* **Your task**:
Scan the data for "ученых" and copy the lines it appears in.

=======

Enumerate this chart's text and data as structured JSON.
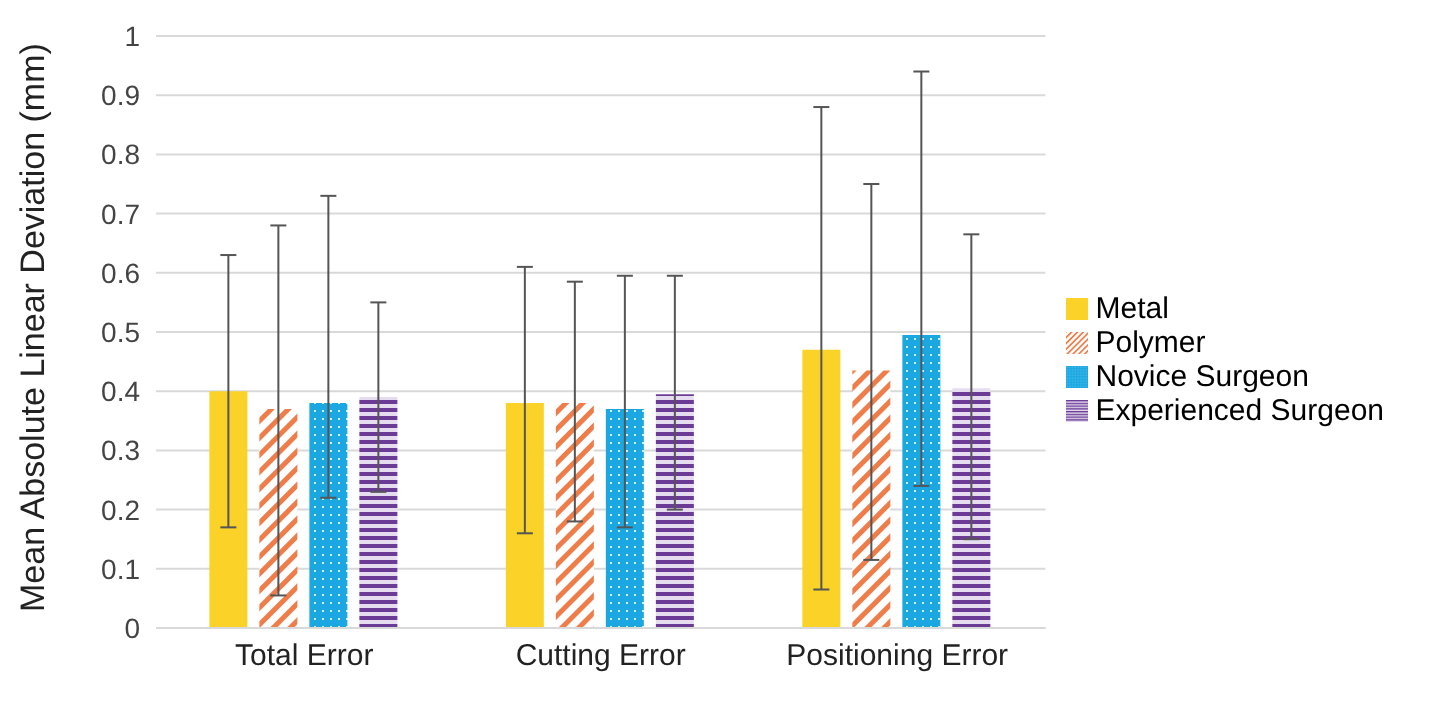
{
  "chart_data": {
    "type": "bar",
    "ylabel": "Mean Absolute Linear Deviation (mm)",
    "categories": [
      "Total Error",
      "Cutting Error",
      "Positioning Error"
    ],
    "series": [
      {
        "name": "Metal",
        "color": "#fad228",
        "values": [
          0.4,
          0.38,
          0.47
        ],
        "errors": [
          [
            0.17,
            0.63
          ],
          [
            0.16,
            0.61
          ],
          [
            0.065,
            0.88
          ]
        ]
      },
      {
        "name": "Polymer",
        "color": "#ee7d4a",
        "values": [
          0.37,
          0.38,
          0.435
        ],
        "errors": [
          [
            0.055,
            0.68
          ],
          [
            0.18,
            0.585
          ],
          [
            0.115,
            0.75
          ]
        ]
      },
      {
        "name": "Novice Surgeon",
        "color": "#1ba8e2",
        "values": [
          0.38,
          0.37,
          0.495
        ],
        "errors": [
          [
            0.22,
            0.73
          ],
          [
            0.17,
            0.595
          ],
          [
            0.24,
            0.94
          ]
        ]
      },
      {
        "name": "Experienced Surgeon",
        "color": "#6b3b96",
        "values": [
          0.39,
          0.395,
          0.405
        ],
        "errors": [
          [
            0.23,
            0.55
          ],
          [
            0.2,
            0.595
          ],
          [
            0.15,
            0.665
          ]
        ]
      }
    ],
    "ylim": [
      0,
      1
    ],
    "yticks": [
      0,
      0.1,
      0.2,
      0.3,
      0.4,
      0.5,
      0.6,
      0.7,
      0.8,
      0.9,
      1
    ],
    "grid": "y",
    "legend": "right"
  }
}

=======

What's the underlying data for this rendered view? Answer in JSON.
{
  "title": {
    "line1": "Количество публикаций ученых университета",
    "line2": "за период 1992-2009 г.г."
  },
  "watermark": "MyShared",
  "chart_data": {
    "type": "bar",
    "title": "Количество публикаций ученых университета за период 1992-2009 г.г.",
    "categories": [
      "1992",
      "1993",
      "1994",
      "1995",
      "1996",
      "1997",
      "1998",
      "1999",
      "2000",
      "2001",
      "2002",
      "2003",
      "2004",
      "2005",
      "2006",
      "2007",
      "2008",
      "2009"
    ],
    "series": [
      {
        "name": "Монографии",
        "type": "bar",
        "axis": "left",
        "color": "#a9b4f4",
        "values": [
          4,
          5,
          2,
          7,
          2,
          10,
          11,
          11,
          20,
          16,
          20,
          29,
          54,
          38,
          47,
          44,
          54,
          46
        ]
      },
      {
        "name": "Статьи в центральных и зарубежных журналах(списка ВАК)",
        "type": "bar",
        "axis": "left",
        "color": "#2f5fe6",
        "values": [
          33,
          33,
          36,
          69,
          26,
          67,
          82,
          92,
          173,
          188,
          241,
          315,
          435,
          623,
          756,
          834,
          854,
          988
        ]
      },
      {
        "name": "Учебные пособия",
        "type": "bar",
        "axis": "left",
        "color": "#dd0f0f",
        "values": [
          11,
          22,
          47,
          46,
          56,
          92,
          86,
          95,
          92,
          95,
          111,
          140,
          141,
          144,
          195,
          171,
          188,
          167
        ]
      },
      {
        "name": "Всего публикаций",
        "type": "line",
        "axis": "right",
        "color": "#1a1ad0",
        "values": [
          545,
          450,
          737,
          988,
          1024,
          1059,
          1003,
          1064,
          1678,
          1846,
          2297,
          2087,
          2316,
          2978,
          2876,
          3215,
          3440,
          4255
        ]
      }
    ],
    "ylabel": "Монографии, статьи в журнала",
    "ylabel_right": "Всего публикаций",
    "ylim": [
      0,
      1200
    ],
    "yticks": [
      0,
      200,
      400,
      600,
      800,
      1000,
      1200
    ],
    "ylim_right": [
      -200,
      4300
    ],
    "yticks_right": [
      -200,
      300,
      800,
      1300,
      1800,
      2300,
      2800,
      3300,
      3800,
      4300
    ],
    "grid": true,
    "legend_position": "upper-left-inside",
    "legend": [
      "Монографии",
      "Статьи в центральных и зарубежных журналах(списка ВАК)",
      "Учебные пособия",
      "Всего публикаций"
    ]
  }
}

=======

* **Solution**:
    "line1": "Количество публикаций ученых университета",
    "title": "Количество публикаций ученых университета за период 1992-2009 г.г.",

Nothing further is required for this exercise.